>> BEGIN STORED DATA

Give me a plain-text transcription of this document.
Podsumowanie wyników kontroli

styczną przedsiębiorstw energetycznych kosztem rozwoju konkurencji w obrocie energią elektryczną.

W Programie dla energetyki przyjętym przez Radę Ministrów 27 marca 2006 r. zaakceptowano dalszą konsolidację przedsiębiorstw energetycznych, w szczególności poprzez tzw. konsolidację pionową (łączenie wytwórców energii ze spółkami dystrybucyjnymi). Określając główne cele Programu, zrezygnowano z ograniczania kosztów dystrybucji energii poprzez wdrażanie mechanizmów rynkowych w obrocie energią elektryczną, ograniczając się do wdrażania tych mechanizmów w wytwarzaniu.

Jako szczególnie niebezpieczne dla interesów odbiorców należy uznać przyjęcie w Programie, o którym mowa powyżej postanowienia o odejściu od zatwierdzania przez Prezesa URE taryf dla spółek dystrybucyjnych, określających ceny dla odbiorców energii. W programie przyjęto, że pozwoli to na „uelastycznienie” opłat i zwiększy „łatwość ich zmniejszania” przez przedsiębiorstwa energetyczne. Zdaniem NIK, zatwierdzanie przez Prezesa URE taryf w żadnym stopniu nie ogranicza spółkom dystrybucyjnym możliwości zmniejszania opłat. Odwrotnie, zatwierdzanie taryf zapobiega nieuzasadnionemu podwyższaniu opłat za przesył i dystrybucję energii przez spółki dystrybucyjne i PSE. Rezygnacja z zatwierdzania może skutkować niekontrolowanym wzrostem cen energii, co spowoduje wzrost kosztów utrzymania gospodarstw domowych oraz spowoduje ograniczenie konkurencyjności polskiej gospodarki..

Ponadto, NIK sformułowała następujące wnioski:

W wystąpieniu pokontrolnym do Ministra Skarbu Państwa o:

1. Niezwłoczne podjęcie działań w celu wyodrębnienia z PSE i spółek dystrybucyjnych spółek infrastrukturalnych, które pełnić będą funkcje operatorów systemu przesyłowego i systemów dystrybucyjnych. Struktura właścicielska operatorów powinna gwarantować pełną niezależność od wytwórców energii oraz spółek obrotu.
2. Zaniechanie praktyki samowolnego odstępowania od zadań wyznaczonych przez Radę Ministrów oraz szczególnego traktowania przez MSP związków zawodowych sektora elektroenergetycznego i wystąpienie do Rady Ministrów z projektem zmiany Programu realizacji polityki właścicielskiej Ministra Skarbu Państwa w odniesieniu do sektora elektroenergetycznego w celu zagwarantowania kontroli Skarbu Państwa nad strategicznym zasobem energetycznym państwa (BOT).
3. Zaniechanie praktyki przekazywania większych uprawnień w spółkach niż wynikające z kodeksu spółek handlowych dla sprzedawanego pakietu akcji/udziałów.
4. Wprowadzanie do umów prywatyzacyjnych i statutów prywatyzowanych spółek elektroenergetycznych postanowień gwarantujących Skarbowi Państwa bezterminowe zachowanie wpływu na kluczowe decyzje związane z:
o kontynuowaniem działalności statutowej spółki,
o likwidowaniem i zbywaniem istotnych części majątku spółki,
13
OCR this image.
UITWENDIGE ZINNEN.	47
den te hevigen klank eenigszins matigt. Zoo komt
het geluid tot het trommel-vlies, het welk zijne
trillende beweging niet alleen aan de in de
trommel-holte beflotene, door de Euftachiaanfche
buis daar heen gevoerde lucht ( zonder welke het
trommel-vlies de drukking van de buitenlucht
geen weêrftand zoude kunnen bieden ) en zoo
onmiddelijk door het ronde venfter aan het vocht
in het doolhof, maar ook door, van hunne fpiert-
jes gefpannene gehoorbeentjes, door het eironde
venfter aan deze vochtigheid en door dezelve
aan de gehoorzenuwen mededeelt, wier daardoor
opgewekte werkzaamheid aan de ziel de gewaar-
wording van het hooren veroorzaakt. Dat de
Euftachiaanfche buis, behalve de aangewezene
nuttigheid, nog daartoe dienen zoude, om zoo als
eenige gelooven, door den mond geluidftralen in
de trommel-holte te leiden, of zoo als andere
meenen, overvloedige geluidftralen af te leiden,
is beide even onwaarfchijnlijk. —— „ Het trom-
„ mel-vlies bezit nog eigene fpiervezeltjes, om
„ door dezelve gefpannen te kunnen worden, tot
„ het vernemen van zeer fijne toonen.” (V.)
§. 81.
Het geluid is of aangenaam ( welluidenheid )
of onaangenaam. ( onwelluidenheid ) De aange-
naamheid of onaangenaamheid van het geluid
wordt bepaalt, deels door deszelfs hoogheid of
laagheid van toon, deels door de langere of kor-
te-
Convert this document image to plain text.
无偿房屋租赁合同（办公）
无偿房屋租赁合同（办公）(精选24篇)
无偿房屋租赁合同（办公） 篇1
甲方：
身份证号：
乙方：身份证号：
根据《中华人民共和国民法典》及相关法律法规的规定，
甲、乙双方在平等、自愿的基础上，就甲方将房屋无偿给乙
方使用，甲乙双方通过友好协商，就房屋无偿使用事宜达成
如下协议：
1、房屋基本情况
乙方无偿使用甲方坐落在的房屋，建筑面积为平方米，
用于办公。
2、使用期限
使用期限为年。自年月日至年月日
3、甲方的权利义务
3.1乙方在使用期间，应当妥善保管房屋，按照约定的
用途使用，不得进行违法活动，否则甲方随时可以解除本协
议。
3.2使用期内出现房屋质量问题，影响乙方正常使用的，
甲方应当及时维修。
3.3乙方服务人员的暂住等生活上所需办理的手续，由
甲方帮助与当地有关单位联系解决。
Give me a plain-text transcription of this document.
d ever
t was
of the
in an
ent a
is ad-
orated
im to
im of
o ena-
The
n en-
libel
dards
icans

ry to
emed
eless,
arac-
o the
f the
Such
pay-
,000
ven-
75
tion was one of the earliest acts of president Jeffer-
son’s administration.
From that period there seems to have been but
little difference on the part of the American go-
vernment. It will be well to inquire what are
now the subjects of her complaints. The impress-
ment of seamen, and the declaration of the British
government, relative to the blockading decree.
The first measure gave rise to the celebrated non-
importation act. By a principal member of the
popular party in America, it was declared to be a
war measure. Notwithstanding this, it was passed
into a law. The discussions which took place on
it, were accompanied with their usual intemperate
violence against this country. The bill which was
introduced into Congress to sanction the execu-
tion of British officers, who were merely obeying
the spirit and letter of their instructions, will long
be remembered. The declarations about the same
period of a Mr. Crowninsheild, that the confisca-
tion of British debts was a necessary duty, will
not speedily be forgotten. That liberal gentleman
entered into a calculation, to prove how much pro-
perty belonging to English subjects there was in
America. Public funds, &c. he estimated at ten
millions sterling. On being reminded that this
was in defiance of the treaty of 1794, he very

>> END STORED DATA

=== DO THIS ===
Looking at the records above, count the lines where the word "trommel" appears. State only the number.

=== EXPECTED ANSWER ===
4